» TUGAS ANDA: Dalam teks tentang filsafat dan kritik terhadap kekuasaan di bawah, pandangan siapa tentang perbudakan sukarela yang teringat oleh penulis, dan pada tahun berapa pandangan itu dikemukakan?

» KUTIPAN TEKS:
┌────────

Dia mengajukan pertanyaan sederhana, ihwal sensitivitas sejumlah kalangan yang mengklaim diri sebagai penggiat filsafat dan kehilangan nalar sehat menghadapi fenomena sofisme di ruang publik. Khasnya penggunaan perspektif filsafat untuk mengupas beragam fenomena politik di ruang publik secara terbuka.

Ada kecenderungan mereka yang mengklaim sebagai penggiat filsafat hendak membatasi siapa saja menggunakan perspektif filsafat untuk mengkritisi kekuasaan. Terutama karena terjadinya polarisasi pemikiran berdasar keberpihakan dan pembangkangan atas realitas kekuasaan.

Fenomena ini sedang menggeliat di sejumlah negara-negara Asia Tenggara, khasnya di Myanmar, Malaysia, Indonesia, Thailand, Laos, dan Filipina. Vietnam, Laos, dan Singapura justru sudah tak hirau lagi dengan hal itu. Terutama karena filsafat memang bukan sesuatu yang ditempatkan di menara gading, seperti yang berlangsung di India dan Jepang.

Kecenderungan komunitas penggiat filsafat yang belakangan sibuk memberikan pembenaran -- karena keberpihakan -- pada penguasa dan alergi terhadap kritik terbuka.

Saya tersenyum, ketika Emway menatap serius. Tiba-tiba saya teringat pada pandangan Ètienne de La Boètie sekitar wacana perbudakan sukarela di paruh pertama abad ke 16 (1548) yang menjelma lagi.

Sehari sebelumnya ketika berbincang dengan anak-anak muda, produser dan programmer di stasiun saluran siaran televisi Astro Awani, meski hanya beberapa saat, pertanyaan Emway sempat kami diskusikan secara sepintas. Khasnya dalam melihat kecenderungan paradoks antara para pembenar kekuasaan dan pengeritik kekuasaan.

Seorang philosopes atau raisonner kritis akan selalu diposisikan sebagai pembangkang (oposan) dan 'pemandu lancung' di tengah masyarakat yang strukturalis berorientasi pada kekuasaan, di mata penggiat filsafat yang asik berkemul dengan teori-teori filsafat, dan 'mengurung' filsafat di 'kotak keramat' yang seolah-olah jauh dari realitas pertama kehidupan. Padahal pemikiran filsafat itu justru cair dan interaktif dengan persoalan-persoalan sehari-hari. Menggerakkan fenomena ke kuantum paradigma.

└────────

» DATA TERCATAT:
┌────────

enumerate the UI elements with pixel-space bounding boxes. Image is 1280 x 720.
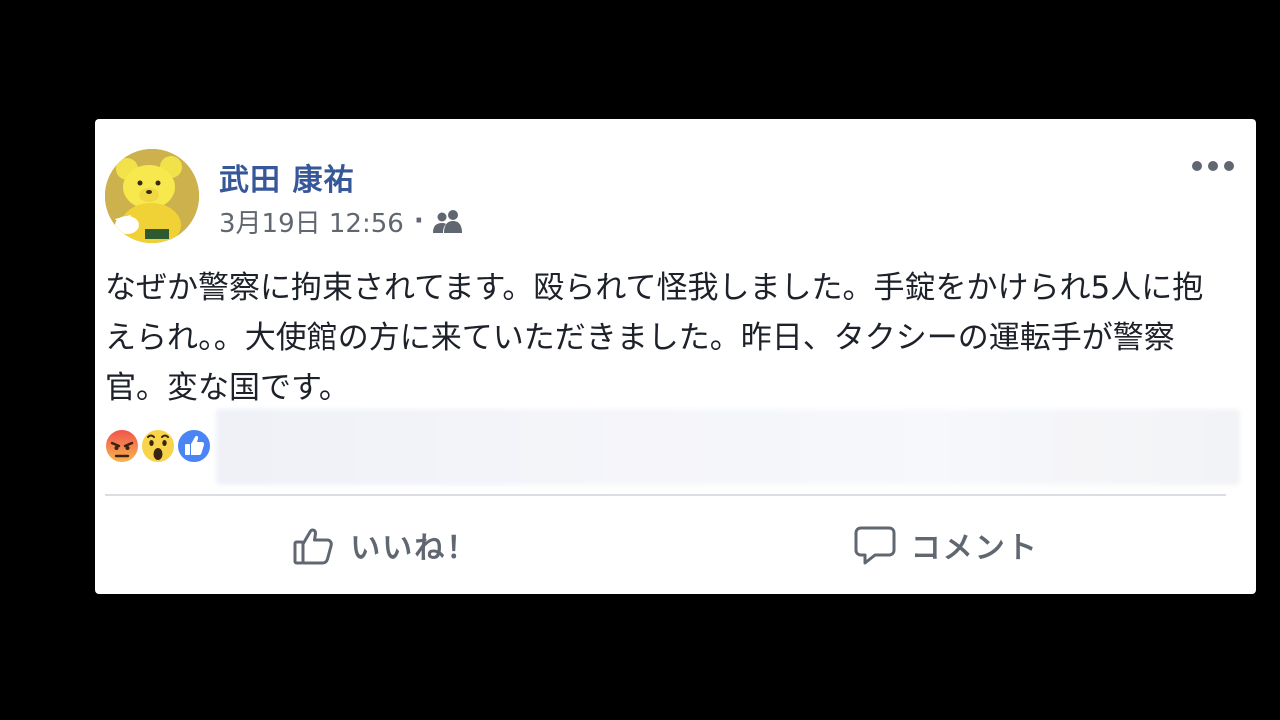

└────────

» JAWABAN TUGAS: Pandangan Ètienne de La Boètie, yang dikemukakan pada tahun 1548.